## Do this
Transcribe every line of the listing below without any deviation.
_ _ _
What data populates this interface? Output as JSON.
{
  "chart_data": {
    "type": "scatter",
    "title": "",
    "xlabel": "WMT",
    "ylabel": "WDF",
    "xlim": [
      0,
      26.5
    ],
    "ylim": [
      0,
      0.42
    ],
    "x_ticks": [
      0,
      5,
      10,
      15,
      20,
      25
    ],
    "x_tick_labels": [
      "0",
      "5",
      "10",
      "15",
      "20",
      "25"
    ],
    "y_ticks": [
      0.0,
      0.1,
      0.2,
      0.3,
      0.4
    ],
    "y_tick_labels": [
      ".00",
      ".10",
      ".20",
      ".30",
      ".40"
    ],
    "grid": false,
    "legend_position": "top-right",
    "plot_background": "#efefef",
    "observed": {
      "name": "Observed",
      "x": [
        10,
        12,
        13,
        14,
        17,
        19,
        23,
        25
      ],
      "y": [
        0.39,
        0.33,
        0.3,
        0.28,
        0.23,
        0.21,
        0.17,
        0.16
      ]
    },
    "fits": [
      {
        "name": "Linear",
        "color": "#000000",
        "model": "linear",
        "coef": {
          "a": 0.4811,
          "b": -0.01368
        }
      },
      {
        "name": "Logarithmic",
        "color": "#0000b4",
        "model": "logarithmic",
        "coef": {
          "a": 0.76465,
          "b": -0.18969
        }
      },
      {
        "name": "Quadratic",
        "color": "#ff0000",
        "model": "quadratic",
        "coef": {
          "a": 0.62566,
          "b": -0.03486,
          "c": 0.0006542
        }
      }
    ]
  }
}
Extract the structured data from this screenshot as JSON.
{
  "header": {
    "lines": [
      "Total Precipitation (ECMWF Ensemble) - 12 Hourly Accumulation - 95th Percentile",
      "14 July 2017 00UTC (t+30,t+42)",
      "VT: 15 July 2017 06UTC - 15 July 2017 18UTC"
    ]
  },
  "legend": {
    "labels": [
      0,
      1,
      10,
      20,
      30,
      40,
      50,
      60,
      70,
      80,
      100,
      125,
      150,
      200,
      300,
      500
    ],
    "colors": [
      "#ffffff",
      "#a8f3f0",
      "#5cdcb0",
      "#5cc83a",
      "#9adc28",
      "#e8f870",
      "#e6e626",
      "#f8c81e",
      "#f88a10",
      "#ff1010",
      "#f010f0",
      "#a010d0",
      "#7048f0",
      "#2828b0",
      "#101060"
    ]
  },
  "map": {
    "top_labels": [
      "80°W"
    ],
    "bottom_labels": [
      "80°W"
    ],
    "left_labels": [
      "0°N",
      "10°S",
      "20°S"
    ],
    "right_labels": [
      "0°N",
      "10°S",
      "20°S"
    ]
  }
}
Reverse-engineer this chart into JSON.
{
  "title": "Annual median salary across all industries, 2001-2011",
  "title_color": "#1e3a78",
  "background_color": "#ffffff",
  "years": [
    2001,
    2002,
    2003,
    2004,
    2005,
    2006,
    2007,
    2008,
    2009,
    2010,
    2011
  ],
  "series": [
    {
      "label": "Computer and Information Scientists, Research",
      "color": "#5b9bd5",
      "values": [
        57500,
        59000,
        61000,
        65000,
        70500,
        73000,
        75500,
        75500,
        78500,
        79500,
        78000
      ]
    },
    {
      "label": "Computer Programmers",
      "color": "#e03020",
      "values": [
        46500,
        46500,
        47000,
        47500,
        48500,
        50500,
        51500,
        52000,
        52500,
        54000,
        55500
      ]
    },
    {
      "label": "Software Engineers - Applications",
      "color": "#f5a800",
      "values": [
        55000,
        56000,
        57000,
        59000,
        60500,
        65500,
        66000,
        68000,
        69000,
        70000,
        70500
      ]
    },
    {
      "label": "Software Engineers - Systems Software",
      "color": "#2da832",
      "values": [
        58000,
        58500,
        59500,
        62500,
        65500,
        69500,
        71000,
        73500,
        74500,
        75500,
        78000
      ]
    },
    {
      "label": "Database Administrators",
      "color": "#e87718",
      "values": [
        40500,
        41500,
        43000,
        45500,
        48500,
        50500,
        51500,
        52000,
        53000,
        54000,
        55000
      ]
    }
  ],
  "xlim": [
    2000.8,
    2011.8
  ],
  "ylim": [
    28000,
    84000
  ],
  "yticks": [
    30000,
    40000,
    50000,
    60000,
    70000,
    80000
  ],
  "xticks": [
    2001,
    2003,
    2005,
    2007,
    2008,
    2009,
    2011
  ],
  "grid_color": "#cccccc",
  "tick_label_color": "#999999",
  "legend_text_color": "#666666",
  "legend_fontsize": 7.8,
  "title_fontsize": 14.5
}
_ _ _
## Expected answer
What data populates this interface? Output as JSON.
{
  "chart_data": {
    "type": "scatter",
    "title": "",
    "xlabel": "WMT",
    "ylabel": "WDF",
    "xlim": [
      0,
      26.5
    ],
    "ylim": [
      0,
      0.42
    ],
    "x_ticks": [
      0,
      5,
      10,
      15,
      20,
      25
    ],
    "x_tick_labels": [
      "0",
      "5",
      "10",
      "15",
      "20",
      "25"
    ],
    "y_ticks": [
      0.0,
      0.1,
      0.2,
      0.3,
      0.4
    ],
    "y_tick_labels": [
      ".00",
      ".10",
      ".20",
      ".30",
      ".40"
    ],
    "grid": false,
    "legend_position": "top-right",
    "plot_background": "#efefef",
    "observed": {
      "name": "Observed",
      "x": [
        10,
        12,
        13,
        14,
        17,
        19,
        23,
        25
      ],
      "y": [
        0.39,
        0.33,
        0.3,
        0.28,
        0.23,
        0.21,
        0.17,
        0.16
      ]
    },
    "fits": [
      {
        "name": "Linear",
        "color": "#000000",
        "model": "linear",
        "coef": {
          "a": 0.4811,
          "b": -0.01368
        }
      },
      {
        "name": "Logarithmic",
        "color": "#0000b4",
        "model": "logarithmic",
        "coef": {
          "a": 0.76465,
          "b": -0.18969
        }
      },
      {
        "name": "Quadratic",
        "color": "#ff0000",
        "model": "quadratic",
        "coef": {
          "a": 0.62566,
          "b": -0.03486,
          "c": 0.0006542
        }
      }
    ]
  }
}
Extract the structured data from this screenshot as JSON.
{
  "header": {
    "lines": [
      "Total Precipitation (ECMWF Ensemble) - 12 Hourly Accumulation - 95th Percentile",
      "14 July 2017 00UTC (t+30,t+42)",
      "VT: 15 July 2017 06UTC - 15 July 2017 18UTC"
    ]
  },
  "legend": {
    "labels": [
      0,
      1,
      10,
      20,
      30,
      40,
      50,
      60,
      70,
      80,
      100,
      125,
      150,
      200,
      300,
      500
    ],
    "colors": [
      "#ffffff",
      "#a8f3f0",
      "#5cdcb0",
      "#5cc83a",
      "#9adc28",
      "#e8f870",
      "#e6e626",
      "#f8c81e",
      "#f88a10",
      "#ff1010",
      "#f010f0",
      "#a010d0",
      "#7048f0",
      "#2828b0",
      "#101060"
    ]
  },
  "map": {
    "top_labels": [
      "80°W"
    ],
    "bottom_labels": [
      "80°W"
    ],
    "left_labels": [
      "0°N",
      "10°S",
      "20°S"
    ],
    "right_labels": [
      "0°N",
      "10°S",
      "20°S"
    ]
  }
}
Reverse-engineer this chart into JSON.
{
  "title": "Annual median salary across all industries, 2001-2011",
  "title_color": "#1e3a78",
  "background_color": "#ffffff",
  "years": [
    2001,
    2002,
    2003,
    2004,
    2005,
    2006,
    2007,
    2008,
    2009,
    2010,
    2011
  ],
  "series": [
    {
      "label": "Computer and Information Scientists, Research",
      "color": "#5b9bd5",
      "values": [
        57500,
        59000,
        61000,
        65000,
        70500,
        73000,
        75500,
        75500,
        78500,
        79500,
        78000
      ]
    },
    {
      "label": "Computer Programmers",
      "color": "#e03020",
      "values": [
        46500,
        46500,
        47000,
        47500,
        48500,
        50500,
        51500,
        52000,
        52500,
        54000,
        55500
      ]
    },
    {
      "label": "Software Engineers - Applications",
      "color": "#f5a800",
      "values": [
        55000,
        56000,
        57000,
        59000,
        60500,
        65500,
        66000,
        68000,
        69000,
        70000,
        70500
      ]
    },
    {
      "label": "Software Engineers - Systems Software",
      "color": "#2da832",
      "values": [
        58000,
        58500,
        59500,
        62500,
        65500,
        69500,
        71000,
        73500,
        74500,
        75500,
        78000
      ]
    },
    {
      "label": "Database Administrators",
      "color": "#e87718",
      "values": [
        40500,
        41500,
        43000,
        45500,
        48500,
        50500,
        51500,
        52000,
        53000,
        54000,
        55000
      ]
    }
  ],
  "xlim": [
    2000.8,
    2011.8
  ],
  "ylim": [
    28000,
    84000
  ],
  "yticks": [
    30000,
    40000,
    50000,
    60000,
    70000,
    80000
  ],
  "xticks": [
    2001,
    2003,
    2005,
    2007,
    2008,
    2009,
    2011
  ],
  "grid_color": "#cccccc",
  "tick_label_color": "#999999",
  "legend_text_color": "#666666",
  "legend_fontsize": 7.8,
  "title_fontsize": 14.5
}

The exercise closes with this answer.